- **INFORMATION PROVIDED**
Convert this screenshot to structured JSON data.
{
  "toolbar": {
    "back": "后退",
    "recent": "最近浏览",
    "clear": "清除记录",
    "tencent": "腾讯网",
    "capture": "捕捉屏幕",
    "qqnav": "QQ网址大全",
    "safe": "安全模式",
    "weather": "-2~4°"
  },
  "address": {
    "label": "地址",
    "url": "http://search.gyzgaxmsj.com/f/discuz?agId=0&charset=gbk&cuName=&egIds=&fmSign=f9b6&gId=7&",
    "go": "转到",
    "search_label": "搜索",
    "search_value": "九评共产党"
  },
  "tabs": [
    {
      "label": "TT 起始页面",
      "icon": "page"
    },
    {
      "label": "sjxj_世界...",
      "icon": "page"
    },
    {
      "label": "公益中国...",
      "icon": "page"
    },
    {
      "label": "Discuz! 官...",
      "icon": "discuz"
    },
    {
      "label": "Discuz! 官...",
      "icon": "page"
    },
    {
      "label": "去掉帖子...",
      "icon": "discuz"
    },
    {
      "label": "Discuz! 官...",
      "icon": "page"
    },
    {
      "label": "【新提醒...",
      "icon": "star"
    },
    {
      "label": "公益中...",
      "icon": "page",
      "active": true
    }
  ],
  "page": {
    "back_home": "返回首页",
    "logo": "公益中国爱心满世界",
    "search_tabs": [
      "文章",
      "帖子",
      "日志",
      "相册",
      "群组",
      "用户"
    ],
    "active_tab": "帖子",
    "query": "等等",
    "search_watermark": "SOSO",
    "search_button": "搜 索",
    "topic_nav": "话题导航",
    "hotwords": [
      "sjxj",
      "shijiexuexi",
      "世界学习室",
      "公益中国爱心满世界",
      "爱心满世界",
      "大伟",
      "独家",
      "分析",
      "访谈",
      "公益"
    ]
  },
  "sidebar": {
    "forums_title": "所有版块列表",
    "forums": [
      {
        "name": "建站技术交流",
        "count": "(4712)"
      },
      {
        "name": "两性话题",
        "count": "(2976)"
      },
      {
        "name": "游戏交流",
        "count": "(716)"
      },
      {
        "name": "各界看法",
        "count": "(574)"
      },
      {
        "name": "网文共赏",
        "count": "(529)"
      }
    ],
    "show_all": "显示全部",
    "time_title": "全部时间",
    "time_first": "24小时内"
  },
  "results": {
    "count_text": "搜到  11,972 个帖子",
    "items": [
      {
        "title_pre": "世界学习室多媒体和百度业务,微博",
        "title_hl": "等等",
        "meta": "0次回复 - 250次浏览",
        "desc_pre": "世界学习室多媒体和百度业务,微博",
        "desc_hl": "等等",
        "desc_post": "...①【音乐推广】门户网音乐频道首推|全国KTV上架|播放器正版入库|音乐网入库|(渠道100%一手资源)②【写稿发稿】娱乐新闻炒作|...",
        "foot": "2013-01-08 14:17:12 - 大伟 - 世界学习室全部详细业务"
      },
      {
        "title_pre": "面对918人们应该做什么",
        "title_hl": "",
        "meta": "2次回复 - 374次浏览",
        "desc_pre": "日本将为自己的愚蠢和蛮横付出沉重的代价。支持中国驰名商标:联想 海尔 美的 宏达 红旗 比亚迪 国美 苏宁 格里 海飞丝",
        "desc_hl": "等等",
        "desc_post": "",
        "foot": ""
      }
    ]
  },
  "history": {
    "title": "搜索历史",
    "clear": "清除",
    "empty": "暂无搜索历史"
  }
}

- **INSTRUCTIONS FOR THE TASK**
Produce an exact copy of all the records.

- **TASK SOLUTION**
Convert this screenshot to structured JSON data.
{
  "toolbar": {
    "back": "后退",
    "recent": "最近浏览",
    "clear": "清除记录",
    "tencent": "腾讯网",
    "capture": "捕捉屏幕",
    "qqnav": "QQ网址大全",
    "safe": "安全模式",
    "weather": "-2~4°"
  },
  "address": {
    "label": "地址",
    "url": "http://search.gyzgaxmsj.com/f/discuz?agId=0&charset=gbk&cuName=&egIds=&fmSign=f9b6&gId=7&",
    "go": "转到",
    "search_label": "搜索",
    "search_value": "九评共产党"
  },
  "tabs": [
    {
      "label": "TT 起始页面",
      "icon": "page"
    },
    {
      "label": "sjxj_世界...",
      "icon": "page"
    },
    {
      "label": "公益中国...",
      "icon": "page"
    },
    {
      "label": "Discuz! 官...",
      "icon": "discuz"
    },
    {
      "label": "Discuz! 官...",
      "icon": "page"
    },
    {
      "label": "去掉帖子...",
      "icon": "discuz"
    },
    {
      "label": "Discuz! 官...",
      "icon": "page"
    },
    {
      "label": "【新提醒...",
      "icon": "star"
    },
    {
      "label": "公益中...",
      "icon": "page",
      "active": true
    }
  ],
  "page": {
    "back_home": "返回首页",
    "logo": "公益中国爱心满世界",
    "search_tabs": [
      "文章",
      "帖子",
      "日志",
      "相册",
      "群组",
      "用户"
    ],
    "active_tab": "帖子",
    "query": "等等",
    "search_watermark": "SOSO",
    "search_button": "搜 索",
    "topic_nav": "话题导航",
    "hotwords": [
      "sjxj",
      "shijiexuexi",
      "世界学习室",
      "公益中国爱心满世界",
      "爱心满世界",
      "大伟",
      "独家",
      "分析",
      "访谈",
      "公益"
    ]
  },
  "sidebar": {
    "forums_title": "所有版块列表",
    "forums": [
      {
        "name": "建站技术交流",
        "count": "(4712)"
      },
      {
        "name": "两性话题",
        "count": "(2976)"
      },
      {
        "name": "游戏交流",
        "count": "(716)"
      },
      {
        "name": "各界看法",
        "count": "(574)"
      },
      {
        "name": "网文共赏",
        "count": "(529)"
      }
    ],
    "show_all": "显示全部",
    "time_title": "全部时间",
    "time_first": "24小时内"
  },
  "results": {
    "count_text": "搜到  11,972 个帖子",
    "items": [
      {
        "title_pre": "世界学习室多媒体和百度业务,微博",
        "title_hl": "等等",
        "meta": "0次回复 - 250次浏览",
        "desc_pre": "世界学习室多媒体和百度业务,微博",
        "desc_hl": "等等",
        "desc_post": "...①【音乐推广】门户网音乐频道首推|全国KTV上架|播放器正版入库|音乐网入库|(渠道100%一手资源)②【写稿发稿】娱乐新闻炒作|...",
        "foot": "2013-01-08 14:17:12 - 大伟 - 世界学习室全部详细业务"
      },
      {
        "title_pre": "面对918人们应该做什么",
        "title_hl": "",
        "meta": "2次回复 - 374次浏览",
        "desc_pre": "日本将为自己的愚蠢和蛮横付出沉重的代价。支持中国驰名商标:联想 海尔 美的 宏达 红旗 比亚迪 国美 苏宁 格里 海飞丝",
        "desc_hl": "等等",
        "desc_post": "",
        "foot": ""
      }
    ]
  },
  "history": {
    "title": "搜索历史",
    "clear": "清除",
    "empty": "暂无搜索历史"
  }
}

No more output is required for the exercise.